### What to work on
Give the number of lines that contain the string "image", and nothing else.

### Material provided
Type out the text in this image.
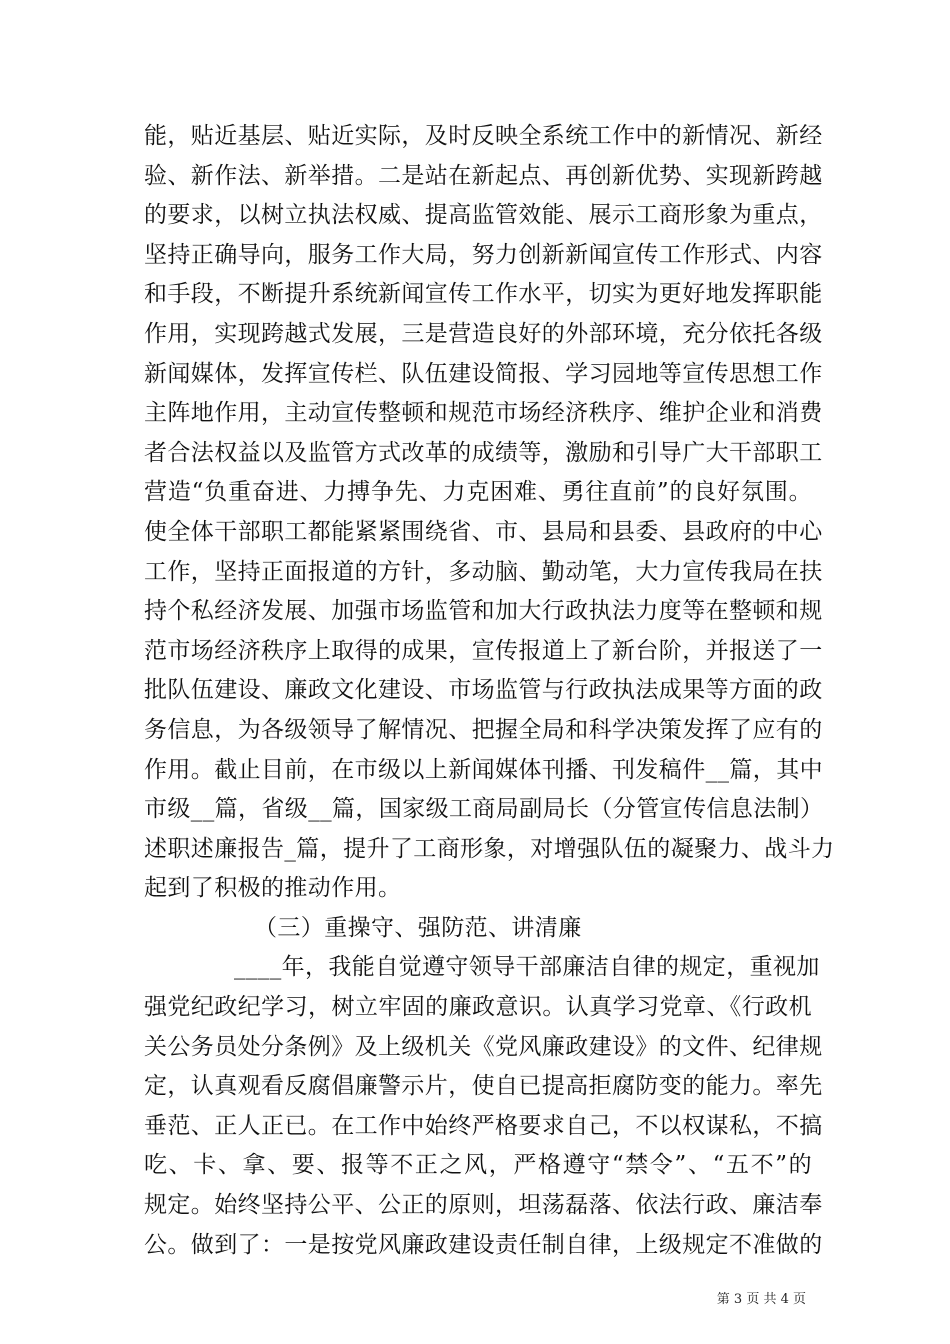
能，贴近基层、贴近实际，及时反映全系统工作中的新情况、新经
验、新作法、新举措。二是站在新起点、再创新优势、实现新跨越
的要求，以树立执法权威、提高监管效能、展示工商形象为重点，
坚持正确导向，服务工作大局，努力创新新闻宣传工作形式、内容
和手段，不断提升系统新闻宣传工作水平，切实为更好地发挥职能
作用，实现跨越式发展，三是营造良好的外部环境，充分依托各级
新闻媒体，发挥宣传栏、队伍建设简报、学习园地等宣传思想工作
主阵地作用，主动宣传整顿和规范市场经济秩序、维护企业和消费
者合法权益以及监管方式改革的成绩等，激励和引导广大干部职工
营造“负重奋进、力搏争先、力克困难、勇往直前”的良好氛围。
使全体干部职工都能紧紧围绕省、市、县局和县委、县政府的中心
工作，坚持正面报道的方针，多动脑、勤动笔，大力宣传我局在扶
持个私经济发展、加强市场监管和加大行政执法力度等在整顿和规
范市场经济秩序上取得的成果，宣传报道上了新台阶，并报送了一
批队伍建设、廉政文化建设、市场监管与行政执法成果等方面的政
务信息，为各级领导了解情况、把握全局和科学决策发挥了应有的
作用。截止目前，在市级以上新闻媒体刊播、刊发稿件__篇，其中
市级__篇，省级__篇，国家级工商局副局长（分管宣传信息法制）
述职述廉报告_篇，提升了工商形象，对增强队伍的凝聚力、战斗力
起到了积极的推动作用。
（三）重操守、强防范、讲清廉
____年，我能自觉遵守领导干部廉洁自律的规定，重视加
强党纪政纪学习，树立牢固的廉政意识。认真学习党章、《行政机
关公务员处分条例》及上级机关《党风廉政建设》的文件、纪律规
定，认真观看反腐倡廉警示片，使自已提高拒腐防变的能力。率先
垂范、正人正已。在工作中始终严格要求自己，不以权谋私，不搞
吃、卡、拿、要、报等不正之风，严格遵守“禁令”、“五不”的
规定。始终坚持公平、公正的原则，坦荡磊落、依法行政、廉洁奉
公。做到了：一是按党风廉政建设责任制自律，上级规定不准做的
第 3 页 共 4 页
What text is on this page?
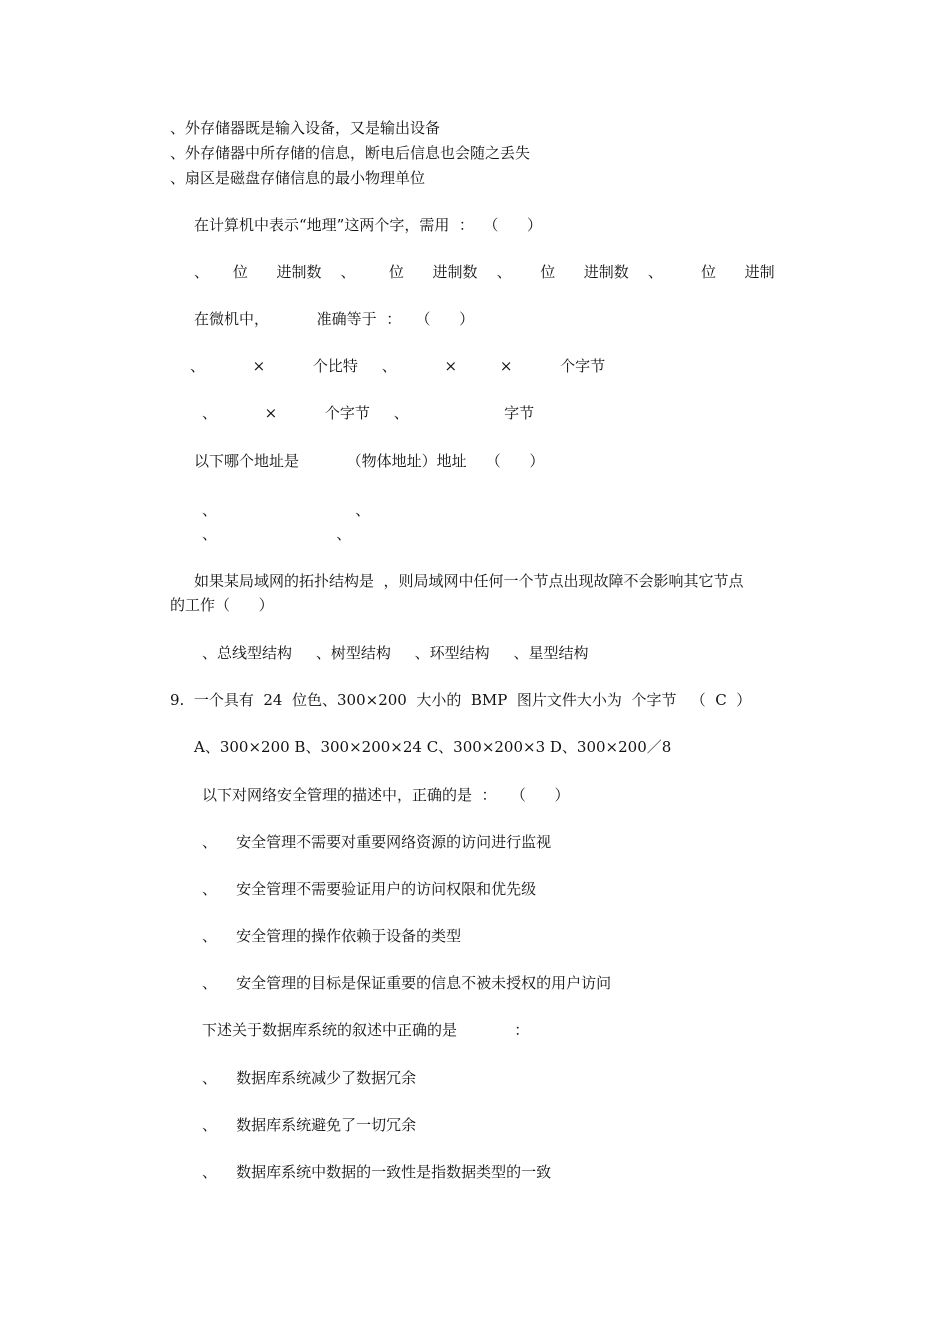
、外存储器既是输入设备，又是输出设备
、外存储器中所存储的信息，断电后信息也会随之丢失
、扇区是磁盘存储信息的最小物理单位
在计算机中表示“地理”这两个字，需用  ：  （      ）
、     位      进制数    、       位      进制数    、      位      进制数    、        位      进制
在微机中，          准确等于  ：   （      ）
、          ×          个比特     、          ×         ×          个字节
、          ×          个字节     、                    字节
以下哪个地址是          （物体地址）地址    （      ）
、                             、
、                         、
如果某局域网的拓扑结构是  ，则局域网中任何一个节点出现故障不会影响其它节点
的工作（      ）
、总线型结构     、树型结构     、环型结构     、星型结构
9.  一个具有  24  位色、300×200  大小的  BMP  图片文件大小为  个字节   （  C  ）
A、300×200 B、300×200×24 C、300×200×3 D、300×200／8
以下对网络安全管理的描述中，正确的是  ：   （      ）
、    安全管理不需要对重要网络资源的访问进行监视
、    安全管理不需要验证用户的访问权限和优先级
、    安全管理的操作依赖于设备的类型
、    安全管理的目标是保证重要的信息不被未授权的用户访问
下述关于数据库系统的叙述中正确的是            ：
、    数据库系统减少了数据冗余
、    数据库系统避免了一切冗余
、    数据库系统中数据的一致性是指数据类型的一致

==

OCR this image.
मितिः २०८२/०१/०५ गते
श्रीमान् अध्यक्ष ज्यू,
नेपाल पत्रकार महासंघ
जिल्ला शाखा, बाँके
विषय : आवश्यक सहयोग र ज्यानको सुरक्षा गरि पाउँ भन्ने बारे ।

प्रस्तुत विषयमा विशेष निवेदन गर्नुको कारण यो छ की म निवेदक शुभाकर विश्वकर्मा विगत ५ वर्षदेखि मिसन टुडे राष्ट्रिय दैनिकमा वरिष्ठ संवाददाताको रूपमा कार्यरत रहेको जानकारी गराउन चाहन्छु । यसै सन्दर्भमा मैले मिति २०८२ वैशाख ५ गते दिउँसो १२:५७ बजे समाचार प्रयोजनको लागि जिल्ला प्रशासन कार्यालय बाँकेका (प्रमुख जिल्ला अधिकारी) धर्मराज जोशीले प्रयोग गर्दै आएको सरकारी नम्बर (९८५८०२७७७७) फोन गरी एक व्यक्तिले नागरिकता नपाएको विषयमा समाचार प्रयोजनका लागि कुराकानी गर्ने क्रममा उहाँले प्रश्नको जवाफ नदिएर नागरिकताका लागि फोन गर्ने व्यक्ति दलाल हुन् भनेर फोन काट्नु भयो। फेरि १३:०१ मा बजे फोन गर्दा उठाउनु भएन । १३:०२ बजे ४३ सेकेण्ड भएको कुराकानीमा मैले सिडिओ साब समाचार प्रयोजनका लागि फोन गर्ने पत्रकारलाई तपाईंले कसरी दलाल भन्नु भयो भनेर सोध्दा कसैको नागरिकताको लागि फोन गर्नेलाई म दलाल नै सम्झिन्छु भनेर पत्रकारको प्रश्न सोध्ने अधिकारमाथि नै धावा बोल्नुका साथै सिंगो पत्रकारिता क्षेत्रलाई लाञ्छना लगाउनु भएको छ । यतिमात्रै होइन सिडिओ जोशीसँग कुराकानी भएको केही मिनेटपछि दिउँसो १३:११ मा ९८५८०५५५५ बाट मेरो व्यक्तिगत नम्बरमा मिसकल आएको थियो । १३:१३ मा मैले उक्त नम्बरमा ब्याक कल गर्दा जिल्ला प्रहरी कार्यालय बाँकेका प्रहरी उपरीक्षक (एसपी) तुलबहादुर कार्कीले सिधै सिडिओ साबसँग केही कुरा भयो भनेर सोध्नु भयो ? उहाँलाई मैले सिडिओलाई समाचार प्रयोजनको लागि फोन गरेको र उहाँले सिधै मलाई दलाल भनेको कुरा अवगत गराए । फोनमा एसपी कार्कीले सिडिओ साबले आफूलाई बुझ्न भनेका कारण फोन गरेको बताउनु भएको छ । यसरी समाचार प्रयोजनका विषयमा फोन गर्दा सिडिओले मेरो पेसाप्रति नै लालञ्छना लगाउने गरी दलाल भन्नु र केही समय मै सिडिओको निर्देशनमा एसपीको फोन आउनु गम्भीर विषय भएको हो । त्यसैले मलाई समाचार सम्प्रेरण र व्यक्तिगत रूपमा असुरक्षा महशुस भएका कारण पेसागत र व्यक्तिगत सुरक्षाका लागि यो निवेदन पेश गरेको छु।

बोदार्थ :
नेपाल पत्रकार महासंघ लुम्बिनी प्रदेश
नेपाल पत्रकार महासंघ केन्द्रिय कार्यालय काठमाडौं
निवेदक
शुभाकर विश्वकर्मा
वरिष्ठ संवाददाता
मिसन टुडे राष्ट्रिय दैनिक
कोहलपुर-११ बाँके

### Correct output
2